**Exercise goal:**
Copy every line of the data exactly, leaving nothing out.
★ ★ ★ ★ ★ ★ ★
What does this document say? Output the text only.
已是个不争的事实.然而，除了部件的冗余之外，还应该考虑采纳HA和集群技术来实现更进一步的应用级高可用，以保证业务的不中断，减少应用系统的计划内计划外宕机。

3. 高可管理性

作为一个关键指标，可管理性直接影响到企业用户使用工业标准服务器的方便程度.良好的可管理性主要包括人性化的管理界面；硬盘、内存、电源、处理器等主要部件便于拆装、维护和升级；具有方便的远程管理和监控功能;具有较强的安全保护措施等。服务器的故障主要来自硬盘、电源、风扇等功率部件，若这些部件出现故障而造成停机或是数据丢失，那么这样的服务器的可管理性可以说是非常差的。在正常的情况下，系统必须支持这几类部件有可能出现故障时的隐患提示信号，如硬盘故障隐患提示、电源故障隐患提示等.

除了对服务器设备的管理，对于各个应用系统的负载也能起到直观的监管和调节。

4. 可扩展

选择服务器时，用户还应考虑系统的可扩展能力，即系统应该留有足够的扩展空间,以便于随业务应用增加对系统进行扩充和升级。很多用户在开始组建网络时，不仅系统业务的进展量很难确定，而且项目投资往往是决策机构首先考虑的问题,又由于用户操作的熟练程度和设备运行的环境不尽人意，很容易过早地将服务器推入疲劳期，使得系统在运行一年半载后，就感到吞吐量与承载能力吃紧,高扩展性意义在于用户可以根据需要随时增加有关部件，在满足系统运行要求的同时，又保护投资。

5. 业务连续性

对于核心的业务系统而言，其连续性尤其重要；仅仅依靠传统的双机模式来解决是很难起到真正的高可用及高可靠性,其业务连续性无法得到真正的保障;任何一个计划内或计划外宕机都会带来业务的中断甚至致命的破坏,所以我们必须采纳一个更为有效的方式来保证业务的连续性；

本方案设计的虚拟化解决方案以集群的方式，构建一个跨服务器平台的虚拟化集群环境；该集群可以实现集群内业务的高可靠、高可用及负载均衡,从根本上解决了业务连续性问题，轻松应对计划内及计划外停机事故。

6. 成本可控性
★ ★ ★ ★ ★ ★ ★
**Result of this task:**
What does this document say? Output the text only.
已是个不争的事实.然而，除了部件的冗余之外，还应该考虑采纳HA和集群技术来实现更进一步的应用级高可用，以保证业务的不中断，减少应用系统的计划内计划外宕机。

3. 高可管理性

作为一个关键指标，可管理性直接影响到企业用户使用工业标准服务器的方便程度.良好的可管理性主要包括人性化的管理界面；硬盘、内存、电源、处理器等主要部件便于拆装、维护和升级；具有方便的远程管理和监控功能;具有较强的安全保护措施等。服务器的故障主要来自硬盘、电源、风扇等功率部件，若这些部件出现故障而造成停机或是数据丢失，那么这样的服务器的可管理性可以说是非常差的。在正常的情况下，系统必须支持这几类部件有可能出现故障时的隐患提示信号，如硬盘故障隐患提示、电源故障隐患提示等.

除了对服务器设备的管理，对于各个应用系统的负载也能起到直观的监管和调节。

4. 可扩展

选择服务器时，用户还应考虑系统的可扩展能力，即系统应该留有足够的扩展空间,以便于随业务应用增加对系统进行扩充和升级。很多用户在开始组建网络时，不仅系统业务的进展量很难确定，而且项目投资往往是决策机构首先考虑的问题,又由于用户操作的熟练程度和设备运行的环境不尽人意，很容易过早地将服务器推入疲劳期，使得系统在运行一年半载后，就感到吞吐量与承载能力吃紧,高扩展性意义在于用户可以根据需要随时增加有关部件，在满足系统运行要求的同时，又保护投资。

5. 业务连续性

对于核心的业务系统而言，其连续性尤其重要；仅仅依靠传统的双机模式来解决是很难起到真正的高可用及高可靠性,其业务连续性无法得到真正的保障;任何一个计划内或计划外宕机都会带来业务的中断甚至致命的破坏,所以我们必须采纳一个更为有效的方式来保证业务的连续性；

本方案设计的虚拟化解决方案以集群的方式，构建一个跨服务器平台的虚拟化集群环境；该集群可以实现集群内业务的高可靠、高可用及负载均衡,从根本上解决了业务连续性问题，轻松应对计划内及计划外停机事故。

6. 成本可控性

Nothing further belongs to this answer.